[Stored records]
——————
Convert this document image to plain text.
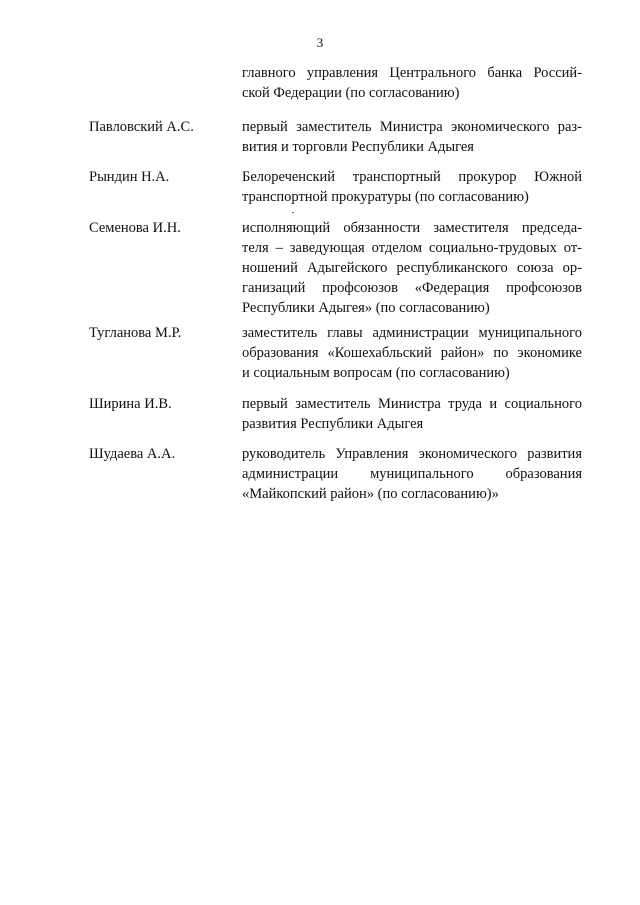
3
главного управления Центрального банка Россий-
ской Федерации (по согласованию)
Павловский А.С.	первый заместитель Министра экономического раз-
вития и торговли Республики Адыгея
Рындин Н.А.	Белореченский транспортный прокурор Южной
транспортной прокуратуры (по согласованию)
Семенова И.Н.	исполняющий обязанности заместителя председа-
теля – заведующая отделом социально-трудовых от-
ношений Адыгейского республиканского союза ор-
ганизаций профсоюзов «Федерация профсоюзов
Республики Адыгея» (по согласованию)
Тугланова М.Р.	заместитель главы администрации муниципального
образования «Кошехабльский район» по экономике
и социальным вопросам (по согласованию)
Ширина И.В.	первый заместитель Министра труда и социального
развития Республики Адыгея
Шудаева А.А.	руководитель Управления экономического развития
администрации муниципального образования
«Майкопский район» (по согласованию)»
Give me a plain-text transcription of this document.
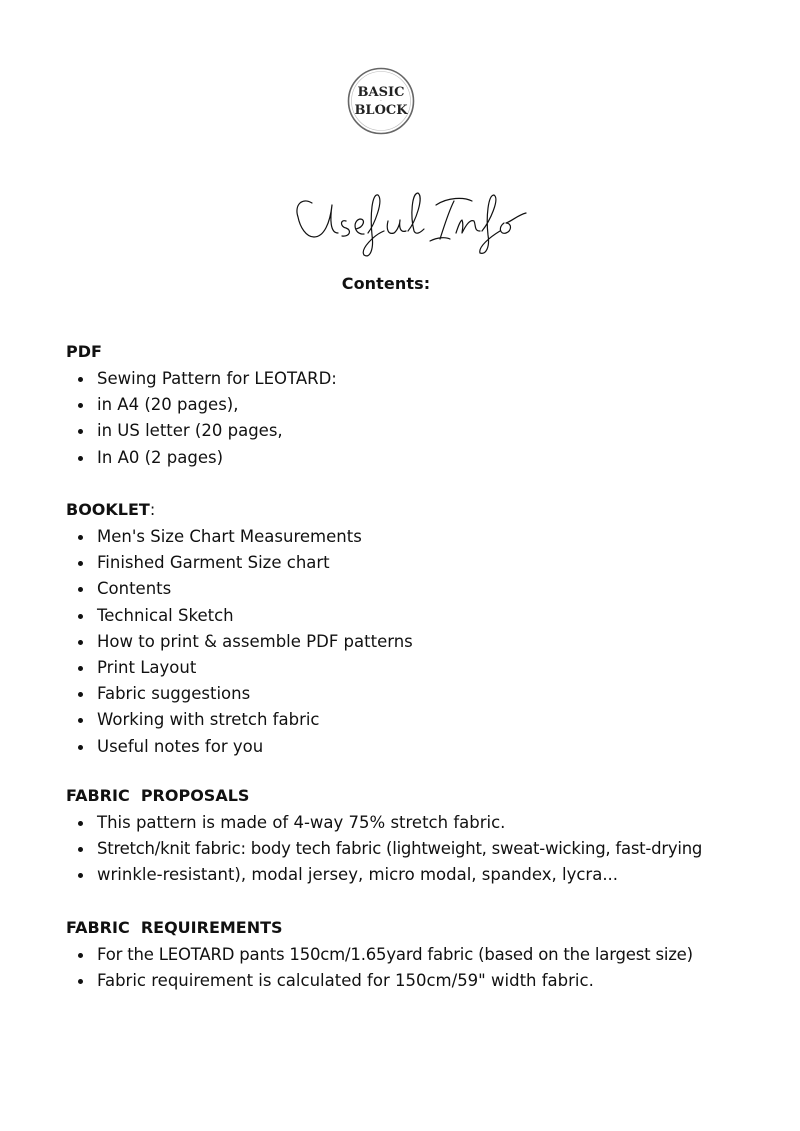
BASIC
·
BLOCK
Contents:

PDF

Sewing Pattern for LEOTARD:
in A4 (20 pages),
in US letter (20 pages,
In A0 (2 pages)

BOOKLET:

Men's Size Chart Measurements
Finished Garment Size chart
Contents
Technical Sketch
How to print & assemble PDF patterns
Print Layout
Fabric suggestions
Working with stretch fabric
Useful notes for you

FABRIC  PROPOSALS

This pattern is made of 4-way 75% stretch fabric.
Stretch/knit fabric: body tech fabric (lightweight, sweat-wicking, fast-drying
wrinkle-resistant), modal jersey, micro modal, spandex, lycra...

FABRIC  REQUIREMENTS

For the LEOTARD pants 150cm/1.65yard fabric (based on the largest size)
Fabric requirement is calculated for 150cm/59" width fabric.
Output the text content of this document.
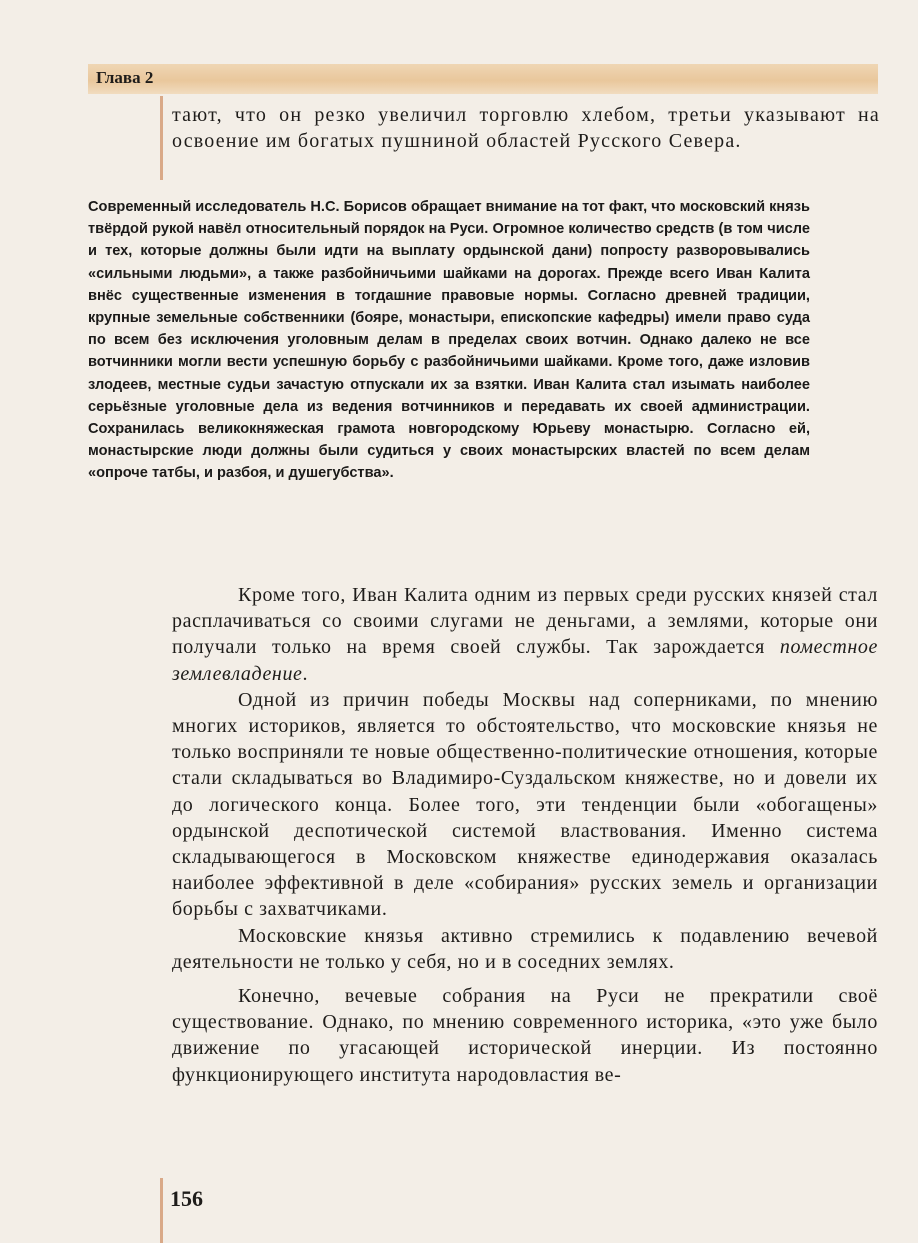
Глава 2
тают, что он резко увеличил торговлю хлебом, третьи указывают на освоение им богатых пушниной областей Русского Севера.
Современный исследователь Н.С. Борисов обращает внимание на тот факт, что московский князь твёрдой рукой навёл относительный порядок на Руси. Огромное количество средств (в том числе и тех, которые должны были идти на выплату ордынской дани) попросту разворовывались «сильными людьми», а также разбойничьими шайками на дорогах. Прежде всего Иван Калита внёс существенные изменения в тогдашние правовые нормы. Согласно древней традиции, крупные земельные собственники (бояре, монастыри, епископские кафедры) имели право суда по всем без исключения уголовным делам в пределах своих вотчин. Однако далеко не все вотчинники могли вести успешную борьбу с разбойничьими шайками. Кроме того, даже изловив злодеев, местные судьи зачастую отпускали их за взятки. Иван Калита стал изымать наиболее серьёзные уголовные дела из ведения вотчинников и передавать их своей администрации. Сохранилась великокняжеская грамота новгородскому Юрьеву монастырю. Согласно ей, монастырские люди должны были судиться у своих монастырских властей по всем делам «опроче татбы, и разбоя, и душегубства».

Кроме того, Иван Калита одним из первых среди русских князей стал расплачиваться со своими слугами не деньгами, а землями, которые они получали только на время своей службы. Так зарождается поместное землевладение.

Одной из причин победы Москвы над соперниками, по мнению многих историков, является то обстоятельство, что московские князья не только восприняли те новые общественно-политические отношения, которые стали складываться во Владимиро-Суздальском княжестве, но и довели их до логического конца. Более того, эти тенденции были «обогащены» ордынской деспотической системой властвования. Именно система складывающегося в Московском княжестве единодержавия оказалась наиболее эффективной в деле «собирания» русских земель и организации борьбы с захватчиками.

Московские князья активно стремились к подавлению вечевой деятельности не только у себя, но и в соседних землях.

Конечно, вечевые собрания на Руси не прекратили своё существование. Однако, по мнению современного историка, «это уже было движение по угасающей исторической инерции. Из постоянно функционирующего института народовластия ве-

156
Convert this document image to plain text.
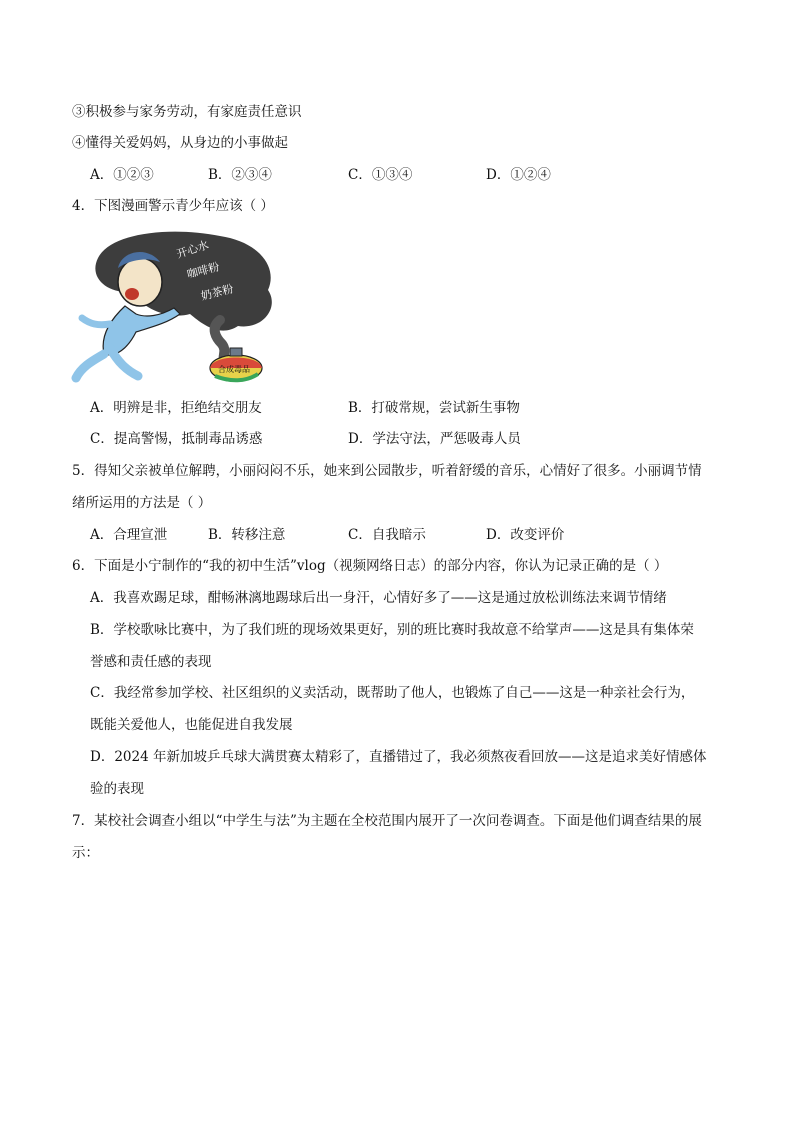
③积极参与家务劳动，有家庭责任意识
④懂得关爱妈妈，从身边的小事做起
A．①②③	B．②③④	C．①③④	D．①②④
4．下图漫画警示青少年应该（ ）
开心水
咖啡粉
奶茶粉
合成毒品
A．明辨是非，拒绝结交朋友	B．打破常规，尝试新生事物
C．提高警惕，抵制毒品诱惑	D．学法守法，严惩吸毒人员
5．得知父亲被单位解聘，小丽闷闷不乐，她来到公园散步，听着舒缓的音乐，心情好了很多。小丽调节情
绪所运用的方法是（ ）
A．合理宣泄	B．转移注意	C．自我暗示	D．改变评价
6．下面是小宁制作的“我的初中生活”vlog（视频网络日志）的部分内容，你认为记录正确的是（ ）
A．我喜欢踢足球，酣畅淋漓地踢球后出一身汗，心情好多了——这是通过放松训练法来调节情绪
B．学校歌咏比赛中，为了我们班的现场效果更好，别的班比赛时我故意不给掌声——这是具有集体荣
誉感和责任感的表现
C．我经常参加学校、社区组织的义卖活动，既帮助了他人，也锻炼了自己——这是一种亲社会行为，
既能关爱他人，也能促进自我发展
D．2024 年新加坡乒乓球大满贯赛太精彩了，直播错过了，我必须熬夜看回放——这是追求美好情感体
验的表现
7．某校社会调查小组以“中学生与法”为主题在全校范围内展开了一次问卷调查。下面是他们调查结果的展
示：
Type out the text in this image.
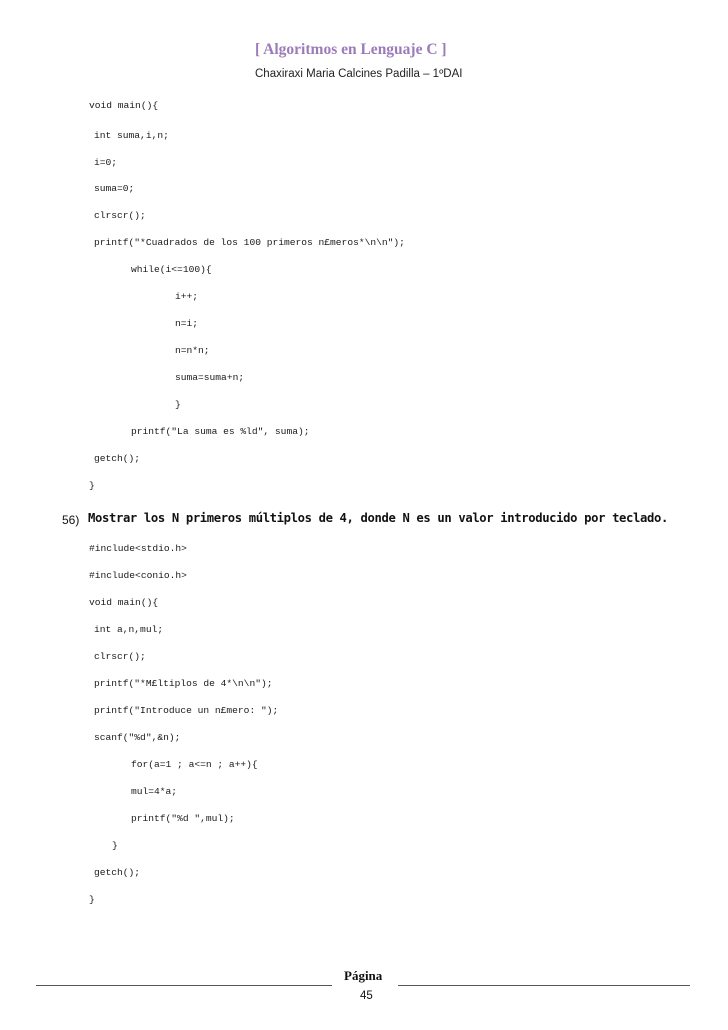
[ Algoritmos en Lenguaje C ]
Chaxiraxi Maria Calcines Padilla – 1ºDAI
void main(){
int suma,i,n;
i=0;
suma=0;
clrscr();
printf("*Cuadrados de los 100 primeros n£meros*\n\n");
while(i<=100){
i++;
n=i;
n=n*n;
suma=suma+n;
}
printf("La suma es %ld", suma);
getch();
}
56) Mostrar los N primeros múltiplos de 4, donde N es un valor introducido por teclado.
#include<stdio.h>
#include<conio.h>
void main(){
int a,n,mul;
clrscr();
printf("*M£ltiplos de 4*\n\n");
printf("Introduce un n£mero: ");
scanf("%d",&n);
for(a=1 ; a<=n ; a++){
mul=4*a;
printf("%d ",mul);
}
getch();
}
Página
45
——————
- _The task_
Copy the records exactly. Skip the pictures.

- _Answer for this exercise_
Convert this document image to plain text.
3
главного управления Центрального банка Россий-
ской Федерации (по согласованию)
Павловский А.С.	первый заместитель Министра экономического раз-
вития и торговли Республики Адыгея
Рындин Н.А.	Белореченский транспортный прокурор Южной
транспортной прокуратуры (по согласованию)
Семенова И.Н.	исполняющий обязанности заместителя председа-
теля – заведующая отделом социально-трудовых от-
ношений Адыгейского республиканского союза ор-
ганизаций профсоюзов «Федерация профсоюзов
Республики Адыгея» (по согласованию)
Тугланова М.Р.	заместитель главы администрации муниципального
образования «Кошехабльский район» по экономике
и социальным вопросам (по согласованию)
Ширина И.В.	первый заместитель Министра труда и социального
развития Республики Адыгея
Шудаева А.А.	руководитель Управления экономического развития
администрации муниципального образования
«Майкопский район» (по согласованию)»
Give me a plain-text transcription of this document.
BASIC
·
BLOCK
Contents:

PDF

Sewing Pattern for LEOTARD:
in A4 (20 pages),
in US letter (20 pages,
In A0 (2 pages)

BOOKLET:

Men's Size Chart Measurements
Finished Garment Size chart
Contents
Technical Sketch
How to print & assemble PDF patterns
Print Layout
Fabric suggestions
Working with stretch fabric
Useful notes for you

FABRIC  PROPOSALS

This pattern is made of 4-way 75% stretch fabric.
Stretch/knit fabric: body tech fabric (lightweight, sweat-wicking, fast-drying
wrinkle-resistant), modal jersey, micro modal, spandex, lycra...

FABRIC  REQUIREMENTS

For the LEOTARD pants 150cm/1.65yard fabric (based on the largest size)
Fabric requirement is calculated for 150cm/59" width fabric.
Output the text content of this document.
Глава 2
тают, что он резко увеличил торговлю хлебом, третьи указывают на освоение им богатых пушниной областей Русского Севера.
Современный исследователь Н.С. Борисов обращает внимание на тот факт, что московский князь твёрдой рукой навёл относительный порядок на Руси. Огромное количество средств (в том числе и тех, которые должны были идти на выплату ордынской дани) попросту разворовывались «сильными людьми», а также разбойничьими шайками на дорогах. Прежде всего Иван Калита внёс существенные изменения в тогдашние правовые нормы. Согласно древней традиции, крупные земельные собственники (бояре, монастыри, епископские кафедры) имели право суда по всем без исключения уголовным делам в пределах своих вотчин. Однако далеко не все вотчинники могли вести успешную борьбу с разбойничьими шайками. Кроме того, даже изловив злодеев, местные судьи зачастую отпускали их за взятки. Иван Калита стал изымать наиболее серьёзные уголовные дела из ведения вотчинников и передавать их своей администрации. Сохранилась великокняжеская грамота новгородскому Юрьеву монастырю. Согласно ей, монастырские люди должны были судиться у своих монастырских властей по всем делам «опроче татбы, и разбоя, и душегубства».

Кроме того, Иван Калита одним из первых среди русских князей стал расплачиваться со своими слугами не деньгами, а землями, которые они получали только на время своей службы. Так зарождается поместное землевладение.

Одной из причин победы Москвы над соперниками, по мнению многих историков, является то обстоятельство, что московские князья не только восприняли те новые общественно-политические отношения, которые стали складываться во Владимиро-Суздальском княжестве, но и довели их до логического конца. Более того, эти тенденции были «обогащены» ордынской деспотической системой властвования. Именно система складывающегося в Московском княжестве единодержавия оказалась наиболее эффективной в деле «собирания» русских земель и организации борьбы с захватчиками.

Московские князья активно стремились к подавлению вечевой деятельности не только у себя, но и в соседних землях.

Конечно, вечевые собрания на Руси не прекратили своё существование. Однако, по мнению современного историка, «это уже было движение по угасающей исторической инерции. Из постоянно функционирующего института народовластия ве-

156
Convert this document image to plain text.
③积极参与家务劳动，有家庭责任意识
④懂得关爱妈妈，从身边的小事做起
A．①②③	B．②③④	C．①③④	D．①②④
4．下图漫画警示青少年应该（ ）
开心水
咖啡粉
奶茶粉
合成毒品
A．明辨是非，拒绝结交朋友	B．打破常规，尝试新生事物
C．提高警惕，抵制毒品诱惑	D．学法守法，严惩吸毒人员
5．得知父亲被单位解聘，小丽闷闷不乐，她来到公园散步，听着舒缓的音乐，心情好了很多。小丽调节情
绪所运用的方法是（ ）
A．合理宣泄	B．转移注意	C．自我暗示	D．改变评价
6．下面是小宁制作的“我的初中生活”vlog（视频网络日志）的部分内容，你认为记录正确的是（ ）
A．我喜欢踢足球，酣畅淋漓地踢球后出一身汗，心情好多了——这是通过放松训练法来调节情绪
B．学校歌咏比赛中，为了我们班的现场效果更好，别的班比赛时我故意不给掌声——这是具有集体荣
誉感和责任感的表现
C．我经常参加学校、社区组织的义卖活动，既帮助了他人，也锻炼了自己——这是一种亲社会行为，
既能关爱他人，也能促进自我发展
D．2024 年新加坡乒乓球大满贯赛太精彩了，直播错过了，我必须熬夜看回放——这是追求美好情感体
验的表现
7．某校社会调查小组以“中学生与法”为主题在全校范围内展开了一次问卷调查。下面是他们调查结果的展
示：
Type out the text in this image.
[ Algoritmos en Lenguaje C ]
Chaxiraxi Maria Calcines Padilla – 1ºDAI
void main(){
int suma,i,n;
i=0;
suma=0;
clrscr();
printf("*Cuadrados de los 100 primeros n£meros*\n\n");
while(i<=100){
i++;
n=i;
n=n*n;
suma=suma+n;
}
printf("La suma es %ld", suma);
getch();
}
56) Mostrar los N primeros múltiplos de 4, donde N es un valor introducido por teclado.
#include<stdio.h>
#include<conio.h>
void main(){
int a,n,mul;
clrscr();
printf("*M£ltiplos de 4*\n\n");
printf("Introduce un n£mero: ");
scanf("%d",&n);
for(a=1 ; a<=n ; a++){
mul=4*a;
printf("%d ",mul);
}
getch();
}
Página
45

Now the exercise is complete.